→ **REQUIREMENTS**: Each entry below is to be transcribed exactly.

[Start of MATERIAL FOR THIS TASK]

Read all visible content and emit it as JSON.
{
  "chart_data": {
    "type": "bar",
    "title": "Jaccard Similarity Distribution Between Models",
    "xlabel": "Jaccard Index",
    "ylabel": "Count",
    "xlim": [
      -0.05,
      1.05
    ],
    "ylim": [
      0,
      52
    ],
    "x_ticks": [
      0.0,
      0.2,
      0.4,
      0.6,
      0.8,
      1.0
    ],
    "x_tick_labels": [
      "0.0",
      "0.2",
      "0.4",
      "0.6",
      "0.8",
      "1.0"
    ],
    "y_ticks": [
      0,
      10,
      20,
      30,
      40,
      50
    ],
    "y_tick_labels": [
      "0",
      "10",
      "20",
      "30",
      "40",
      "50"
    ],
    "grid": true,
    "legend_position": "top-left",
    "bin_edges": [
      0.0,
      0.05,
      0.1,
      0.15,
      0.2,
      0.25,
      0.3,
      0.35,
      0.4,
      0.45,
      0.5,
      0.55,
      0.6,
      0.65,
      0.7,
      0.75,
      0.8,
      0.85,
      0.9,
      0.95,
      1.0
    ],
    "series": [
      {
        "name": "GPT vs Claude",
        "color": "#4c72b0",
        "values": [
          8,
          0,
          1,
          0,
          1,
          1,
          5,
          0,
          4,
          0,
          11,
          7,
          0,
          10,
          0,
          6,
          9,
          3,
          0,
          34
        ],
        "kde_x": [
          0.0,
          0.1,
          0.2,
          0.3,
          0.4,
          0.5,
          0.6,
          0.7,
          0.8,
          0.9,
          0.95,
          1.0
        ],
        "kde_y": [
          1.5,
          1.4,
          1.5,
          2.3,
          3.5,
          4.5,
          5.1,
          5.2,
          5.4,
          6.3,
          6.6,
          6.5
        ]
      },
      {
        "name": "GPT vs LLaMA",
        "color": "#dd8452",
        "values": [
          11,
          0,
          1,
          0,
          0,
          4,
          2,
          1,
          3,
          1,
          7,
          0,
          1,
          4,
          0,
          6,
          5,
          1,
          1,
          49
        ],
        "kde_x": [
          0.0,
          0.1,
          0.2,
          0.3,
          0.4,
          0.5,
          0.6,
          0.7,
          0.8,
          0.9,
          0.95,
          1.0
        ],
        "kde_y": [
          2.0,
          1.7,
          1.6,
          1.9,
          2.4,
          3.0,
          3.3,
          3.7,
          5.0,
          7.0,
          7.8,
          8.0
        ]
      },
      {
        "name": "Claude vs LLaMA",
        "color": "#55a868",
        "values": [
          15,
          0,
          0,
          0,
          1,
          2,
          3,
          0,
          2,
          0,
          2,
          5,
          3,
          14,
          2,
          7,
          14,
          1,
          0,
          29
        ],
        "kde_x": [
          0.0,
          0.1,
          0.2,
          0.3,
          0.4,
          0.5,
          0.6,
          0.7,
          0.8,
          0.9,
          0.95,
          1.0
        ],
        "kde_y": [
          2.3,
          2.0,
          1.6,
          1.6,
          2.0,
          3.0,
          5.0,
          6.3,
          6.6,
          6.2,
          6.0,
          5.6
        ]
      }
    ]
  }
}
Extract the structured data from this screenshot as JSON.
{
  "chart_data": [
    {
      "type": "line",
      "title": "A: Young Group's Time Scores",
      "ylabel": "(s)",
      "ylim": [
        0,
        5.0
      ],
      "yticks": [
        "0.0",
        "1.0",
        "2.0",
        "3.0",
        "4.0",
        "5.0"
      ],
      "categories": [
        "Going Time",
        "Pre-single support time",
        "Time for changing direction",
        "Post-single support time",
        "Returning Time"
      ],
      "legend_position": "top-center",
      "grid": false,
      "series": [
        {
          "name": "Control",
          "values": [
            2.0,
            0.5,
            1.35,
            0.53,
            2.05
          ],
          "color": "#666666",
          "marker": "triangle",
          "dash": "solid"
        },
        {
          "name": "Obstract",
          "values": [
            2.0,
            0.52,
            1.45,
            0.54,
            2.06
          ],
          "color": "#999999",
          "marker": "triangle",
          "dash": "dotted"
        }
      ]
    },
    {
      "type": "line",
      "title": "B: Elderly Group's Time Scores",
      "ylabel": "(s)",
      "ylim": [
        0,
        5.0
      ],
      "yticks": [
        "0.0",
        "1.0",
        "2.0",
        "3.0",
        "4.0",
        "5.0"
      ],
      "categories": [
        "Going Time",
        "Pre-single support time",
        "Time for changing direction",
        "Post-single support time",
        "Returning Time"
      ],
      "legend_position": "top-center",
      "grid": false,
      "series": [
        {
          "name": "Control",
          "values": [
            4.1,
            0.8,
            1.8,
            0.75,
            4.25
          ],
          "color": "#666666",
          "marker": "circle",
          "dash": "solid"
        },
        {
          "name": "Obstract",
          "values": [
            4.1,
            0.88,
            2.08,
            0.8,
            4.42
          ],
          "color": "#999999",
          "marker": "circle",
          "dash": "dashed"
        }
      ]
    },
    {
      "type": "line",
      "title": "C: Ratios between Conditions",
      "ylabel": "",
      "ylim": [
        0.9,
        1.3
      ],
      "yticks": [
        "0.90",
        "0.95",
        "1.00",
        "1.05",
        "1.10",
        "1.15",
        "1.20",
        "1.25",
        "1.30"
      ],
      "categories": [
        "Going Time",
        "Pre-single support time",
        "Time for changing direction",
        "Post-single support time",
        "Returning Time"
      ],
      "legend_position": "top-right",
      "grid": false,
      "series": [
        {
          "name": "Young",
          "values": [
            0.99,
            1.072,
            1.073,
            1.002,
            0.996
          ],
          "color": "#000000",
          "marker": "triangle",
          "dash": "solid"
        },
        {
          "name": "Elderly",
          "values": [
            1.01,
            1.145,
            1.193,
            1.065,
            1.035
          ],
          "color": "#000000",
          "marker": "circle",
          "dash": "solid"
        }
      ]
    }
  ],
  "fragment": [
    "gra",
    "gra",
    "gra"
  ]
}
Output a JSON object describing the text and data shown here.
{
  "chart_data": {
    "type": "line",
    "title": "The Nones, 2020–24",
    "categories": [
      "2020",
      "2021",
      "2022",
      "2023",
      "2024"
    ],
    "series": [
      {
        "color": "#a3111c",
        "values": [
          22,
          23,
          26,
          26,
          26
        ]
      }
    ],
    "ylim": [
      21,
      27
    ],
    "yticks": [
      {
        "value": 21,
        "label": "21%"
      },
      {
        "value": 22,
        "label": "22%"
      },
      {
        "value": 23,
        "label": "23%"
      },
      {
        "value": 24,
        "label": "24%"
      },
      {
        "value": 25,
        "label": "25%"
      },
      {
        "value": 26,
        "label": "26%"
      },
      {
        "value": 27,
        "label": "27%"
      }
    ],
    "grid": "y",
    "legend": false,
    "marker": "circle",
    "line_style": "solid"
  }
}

[End of MATERIAL FOR THIS TASK]

→ **PROBLEM SOLUTION**:
Read all visible content and emit it as JSON.
{
  "chart_data": {
    "type": "bar",
    "title": "Jaccard Similarity Distribution Between Models",
    "xlabel": "Jaccard Index",
    "ylabel": "Count",
    "xlim": [
      -0.05,
      1.05
    ],
    "ylim": [
      0,
      52
    ],
    "x_ticks": [
      0.0,
      0.2,
      0.4,
      0.6,
      0.8,
      1.0
    ],
    "x_tick_labels": [
      "0.0",
      "0.2",
      "0.4",
      "0.6",
      "0.8",
      "1.0"
    ],
    "y_ticks": [
      0,
      10,
      20,
      30,
      40,
      50
    ],
    "y_tick_labels": [
      "0",
      "10",
      "20",
      "30",
      "40",
      "50"
    ],
    "grid": true,
    "legend_position": "top-left",
    "bin_edges": [
      0.0,
      0.05,
      0.1,
      0.15,
      0.2,
      0.25,
      0.3,
      0.35,
      0.4,
      0.45,
      0.5,
      0.55,
      0.6,
      0.65,
      0.7,
      0.75,
      0.8,
      0.85,
      0.9,
      0.95,
      1.0
    ],
    "series": [
      {
        "name": "GPT vs Claude",
        "color": "#4c72b0",
        "values": [
          8,
          0,
          1,
          0,
          1,
          1,
          5,
          0,
          4,
          0,
          11,
          7,
          0,
          10,
          0,
          6,
          9,
          3,
          0,
          34
        ],
        "kde_x": [
          0.0,
          0.1,
          0.2,
          0.3,
          0.4,
          0.5,
          0.6,
          0.7,
          0.8,
          0.9,
          0.95,
          1.0
        ],
        "kde_y": [
          1.5,
          1.4,
          1.5,
          2.3,
          3.5,
          4.5,
          5.1,
          5.2,
          5.4,
          6.3,
          6.6,
          6.5
        ]
      },
      {
        "name": "GPT vs LLaMA",
        "color": "#dd8452",
        "values": [
          11,
          0,
          1,
          0,
          0,
          4,
          2,
          1,
          3,
          1,
          7,
          0,
          1,
          4,
          0,
          6,
          5,
          1,
          1,
          49
        ],
        "kde_x": [
          0.0,
          0.1,
          0.2,
          0.3,
          0.4,
          0.5,
          0.6,
          0.7,
          0.8,
          0.9,
          0.95,
          1.0
        ],
        "kde_y": [
          2.0,
          1.7,
          1.6,
          1.9,
          2.4,
          3.0,
          3.3,
          3.7,
          5.0,
          7.0,
          7.8,
          8.0
        ]
      },
      {
        "name": "Claude vs LLaMA",
        "color": "#55a868",
        "values": [
          15,
          0,
          0,
          0,
          1,
          2,
          3,
          0,
          2,
          0,
          2,
          5,
          3,
          14,
          2,
          7,
          14,
          1,
          0,
          29
        ],
        "kde_x": [
          0.0,
          0.1,
          0.2,
          0.3,
          0.4,
          0.5,
          0.6,
          0.7,
          0.8,
          0.9,
          0.95,
          1.0
        ],
        "kde_y": [
          2.3,
          2.0,
          1.6,
          1.6,
          2.0,
          3.0,
          5.0,
          6.3,
          6.6,
          6.2,
          6.0,
          5.6
        ]
      }
    ]
  }
}
Extract the structured data from this screenshot as JSON.
{
  "chart_data": [
    {
      "type": "line",
      "title": "A: Young Group's Time Scores",
      "ylabel": "(s)",
      "ylim": [
        0,
        5.0
      ],
      "yticks": [
        "0.0",
        "1.0",
        "2.0",
        "3.0",
        "4.0",
        "5.0"
      ],
      "categories": [
        "Going Time",
        "Pre-single support time",
        "Time for changing direction",
        "Post-single support time",
        "Returning Time"
      ],
      "legend_position": "top-center",
      "grid": false,
      "series": [
        {
          "name": "Control",
          "values": [
            2.0,
            0.5,
            1.35,
            0.53,
            2.05
          ],
          "color": "#666666",
          "marker": "triangle",
          "dash": "solid"
        },
        {
          "name": "Obstract",
          "values": [
            2.0,
            0.52,
            1.45,
            0.54,
            2.06
          ],
          "color": "#999999",
          "marker": "triangle",
          "dash": "dotted"
        }
      ]
    },
    {
      "type": "line",
      "title": "B: Elderly Group's Time Scores",
      "ylabel": "(s)",
      "ylim": [
        0,
        5.0
      ],
      "yticks": [
        "0.0",
        "1.0",
        "2.0",
        "3.0",
        "4.0",
        "5.0"
      ],
      "categories": [
        "Going Time",
        "Pre-single support time",
        "Time for changing direction",
        "Post-single support time",
        "Returning Time"
      ],
      "legend_position": "top-center",
      "grid": false,
      "series": [
        {
          "name": "Control",
          "values": [
            4.1,
            0.8,
            1.8,
            0.75,
            4.25
          ],
          "color": "#666666",
          "marker": "circle",
          "dash": "solid"
        },
        {
          "name": "Obstract",
          "values": [
            4.1,
            0.88,
            2.08,
            0.8,
            4.42
          ],
          "color": "#999999",
          "marker": "circle",
          "dash": "dashed"
        }
      ]
    },
    {
      "type": "line",
      "title": "C: Ratios between Conditions",
      "ylabel": "",
      "ylim": [
        0.9,
        1.3
      ],
      "yticks": [
        "0.90",
        "0.95",
        "1.00",
        "1.05",
        "1.10",
        "1.15",
        "1.20",
        "1.25",
        "1.30"
      ],
      "categories": [
        "Going Time",
        "Pre-single support time",
        "Time for changing direction",
        "Post-single support time",
        "Returning Time"
      ],
      "legend_position": "top-right",
      "grid": false,
      "series": [
        {
          "name": "Young",
          "values": [
            0.99,
            1.072,
            1.073,
            1.002,
            0.996
          ],
          "color": "#000000",
          "marker": "triangle",
          "dash": "solid"
        },
        {
          "name": "Elderly",
          "values": [
            1.01,
            1.145,
            1.193,
            1.065,
            1.035
          ],
          "color": "#000000",
          "marker": "circle",
          "dash": "solid"
        }
      ]
    }
  ],
  "fragment": [
    "gra",
    "gra",
    "gra"
  ]
}
Output a JSON object describing the text and data shown here.
{
  "chart_data": {
    "type": "line",
    "title": "The Nones, 2020–24",
    "categories": [
      "2020",
      "2021",
      "2022",
      "2023",
      "2024"
    ],
    "series": [
      {
        "color": "#a3111c",
        "values": [
          22,
          23,
          26,
          26,
          26
        ]
      }
    ],
    "ylim": [
      21,
      27
    ],
    "yticks": [
      {
        "value": 21,
        "label": "21%"
      },
      {
        "value": 22,
        "label": "22%"
      },
      {
        "value": 23,
        "label": "23%"
      },
      {
        "value": 24,
        "label": "24%"
      },
      {
        "value": 25,
        "label": "25%"
      },
      {
        "value": 26,
        "label": "26%"
      },
      {
        "value": 27,
        "label": "27%"
      }
    ],
    "grid": "y",
    "legend": false,
    "marker": "circle",
    "line_style": "solid"
  }
}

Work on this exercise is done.